> _Exercise_: Which lines contain the string "time"? Please list every one of them.

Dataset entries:

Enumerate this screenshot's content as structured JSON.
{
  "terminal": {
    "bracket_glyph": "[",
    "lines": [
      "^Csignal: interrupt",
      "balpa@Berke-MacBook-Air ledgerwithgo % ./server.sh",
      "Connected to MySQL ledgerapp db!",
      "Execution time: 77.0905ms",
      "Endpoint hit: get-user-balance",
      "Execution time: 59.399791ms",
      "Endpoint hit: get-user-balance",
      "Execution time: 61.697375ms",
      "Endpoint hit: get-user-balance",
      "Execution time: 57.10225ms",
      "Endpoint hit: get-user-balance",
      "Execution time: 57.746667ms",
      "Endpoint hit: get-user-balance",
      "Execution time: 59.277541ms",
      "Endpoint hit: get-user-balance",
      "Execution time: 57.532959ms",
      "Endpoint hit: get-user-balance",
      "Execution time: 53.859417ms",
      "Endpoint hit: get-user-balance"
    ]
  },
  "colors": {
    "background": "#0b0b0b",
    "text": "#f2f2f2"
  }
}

> _Exercise answer_:
      "Execution time: 77.0905ms",
      "Execution time: 59.399791ms",
      "Execution time: 61.697375ms",
      "Execution time: 57.10225ms",
      "Execution time: 57.746667ms",
      "Execution time: 59.277541ms",
      "Execution time: 57.532959ms",
      "Execution time: 53.859417ms",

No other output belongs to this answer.